--- start ---

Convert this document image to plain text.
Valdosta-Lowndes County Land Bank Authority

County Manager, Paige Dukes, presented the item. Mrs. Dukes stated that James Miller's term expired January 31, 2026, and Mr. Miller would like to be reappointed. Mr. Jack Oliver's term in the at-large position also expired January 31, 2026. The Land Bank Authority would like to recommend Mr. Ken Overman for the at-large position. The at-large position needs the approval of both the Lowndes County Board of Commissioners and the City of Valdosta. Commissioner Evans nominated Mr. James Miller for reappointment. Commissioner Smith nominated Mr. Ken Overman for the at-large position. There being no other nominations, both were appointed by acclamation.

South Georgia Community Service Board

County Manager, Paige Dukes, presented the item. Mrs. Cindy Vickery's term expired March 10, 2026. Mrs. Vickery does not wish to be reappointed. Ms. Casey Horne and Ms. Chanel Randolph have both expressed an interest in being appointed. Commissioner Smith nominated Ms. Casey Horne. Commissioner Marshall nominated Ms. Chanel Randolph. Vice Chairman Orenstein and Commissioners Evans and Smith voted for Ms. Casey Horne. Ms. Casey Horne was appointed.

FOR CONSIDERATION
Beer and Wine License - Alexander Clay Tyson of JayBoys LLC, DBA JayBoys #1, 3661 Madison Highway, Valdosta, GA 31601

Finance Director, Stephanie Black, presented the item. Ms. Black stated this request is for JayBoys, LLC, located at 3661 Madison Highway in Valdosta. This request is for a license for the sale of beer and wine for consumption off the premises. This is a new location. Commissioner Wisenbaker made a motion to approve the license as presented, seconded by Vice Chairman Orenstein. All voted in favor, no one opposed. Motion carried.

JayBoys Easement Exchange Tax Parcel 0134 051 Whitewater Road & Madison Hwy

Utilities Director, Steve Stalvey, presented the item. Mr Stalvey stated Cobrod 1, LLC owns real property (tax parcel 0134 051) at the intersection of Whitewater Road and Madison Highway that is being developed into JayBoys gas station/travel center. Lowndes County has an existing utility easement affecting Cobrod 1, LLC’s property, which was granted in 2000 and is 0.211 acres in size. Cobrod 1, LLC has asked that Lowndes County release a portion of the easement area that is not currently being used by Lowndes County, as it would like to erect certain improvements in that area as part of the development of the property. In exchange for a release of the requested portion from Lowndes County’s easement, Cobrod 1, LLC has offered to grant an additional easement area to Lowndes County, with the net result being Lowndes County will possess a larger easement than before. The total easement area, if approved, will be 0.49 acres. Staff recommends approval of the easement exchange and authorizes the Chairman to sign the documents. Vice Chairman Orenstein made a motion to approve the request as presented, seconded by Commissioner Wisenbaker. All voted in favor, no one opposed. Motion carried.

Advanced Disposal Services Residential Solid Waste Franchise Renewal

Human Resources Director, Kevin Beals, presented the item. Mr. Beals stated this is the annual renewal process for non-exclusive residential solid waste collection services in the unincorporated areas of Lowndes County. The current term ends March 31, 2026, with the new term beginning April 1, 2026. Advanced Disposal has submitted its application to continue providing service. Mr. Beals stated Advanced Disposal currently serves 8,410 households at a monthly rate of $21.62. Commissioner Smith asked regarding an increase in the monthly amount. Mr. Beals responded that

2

--- end ---

GIVEN INSTRUCTION ::
Count each line where the string "Paige" occurs, and write only the number.

OUTPUT OF THE EXERCISE ::
2